Stored records
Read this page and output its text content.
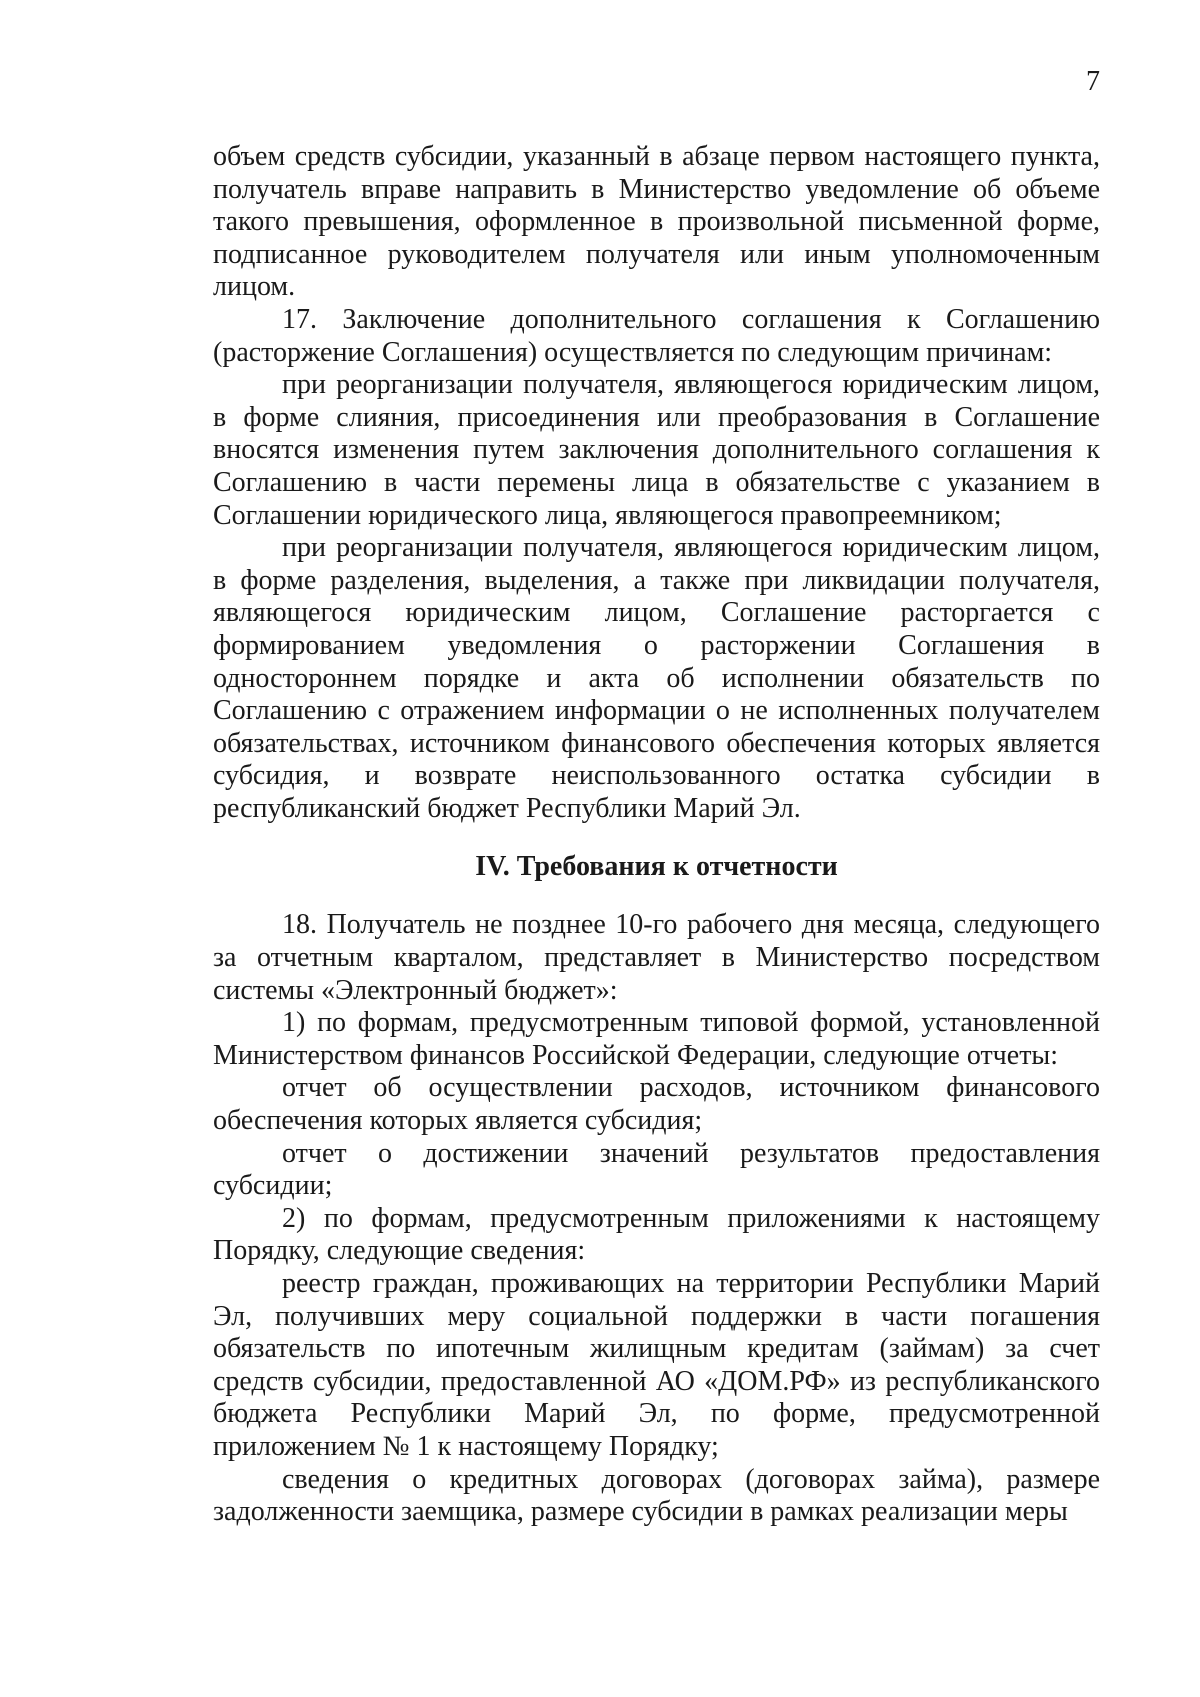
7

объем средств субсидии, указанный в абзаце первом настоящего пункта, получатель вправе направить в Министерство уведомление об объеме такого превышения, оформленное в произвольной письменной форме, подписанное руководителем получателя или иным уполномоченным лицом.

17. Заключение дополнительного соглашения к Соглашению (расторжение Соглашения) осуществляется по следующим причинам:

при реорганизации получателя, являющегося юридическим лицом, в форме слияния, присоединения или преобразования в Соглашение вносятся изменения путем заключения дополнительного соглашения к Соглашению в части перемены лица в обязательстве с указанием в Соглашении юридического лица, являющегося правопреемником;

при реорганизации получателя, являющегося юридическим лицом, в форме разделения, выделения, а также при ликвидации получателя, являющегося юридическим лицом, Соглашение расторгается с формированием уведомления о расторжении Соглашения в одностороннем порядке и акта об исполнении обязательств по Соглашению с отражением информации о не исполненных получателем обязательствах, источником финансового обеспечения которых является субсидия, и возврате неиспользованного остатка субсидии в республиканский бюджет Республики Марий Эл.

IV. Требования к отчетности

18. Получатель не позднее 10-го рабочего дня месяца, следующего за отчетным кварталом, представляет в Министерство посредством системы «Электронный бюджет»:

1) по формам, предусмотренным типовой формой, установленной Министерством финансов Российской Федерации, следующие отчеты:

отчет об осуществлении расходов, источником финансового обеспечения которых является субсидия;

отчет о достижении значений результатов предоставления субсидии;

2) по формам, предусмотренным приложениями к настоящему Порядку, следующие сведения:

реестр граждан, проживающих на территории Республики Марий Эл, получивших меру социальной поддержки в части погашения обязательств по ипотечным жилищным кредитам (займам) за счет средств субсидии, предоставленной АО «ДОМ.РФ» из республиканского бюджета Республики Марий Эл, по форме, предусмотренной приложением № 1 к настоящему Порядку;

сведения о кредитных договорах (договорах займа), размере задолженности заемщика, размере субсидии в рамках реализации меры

**EXERCISE INSTRUCTIONS**
Pick each line holding the word "следующие" out of the listing.

**RESULT OF THE TASK**
1) по формам, предусмотренным типовой формой, установленной Министерством финансов Российской Федерации, следующие отчеты:
2) по формам, предусмотренным приложениями к настоящему Порядку, следующие сведения:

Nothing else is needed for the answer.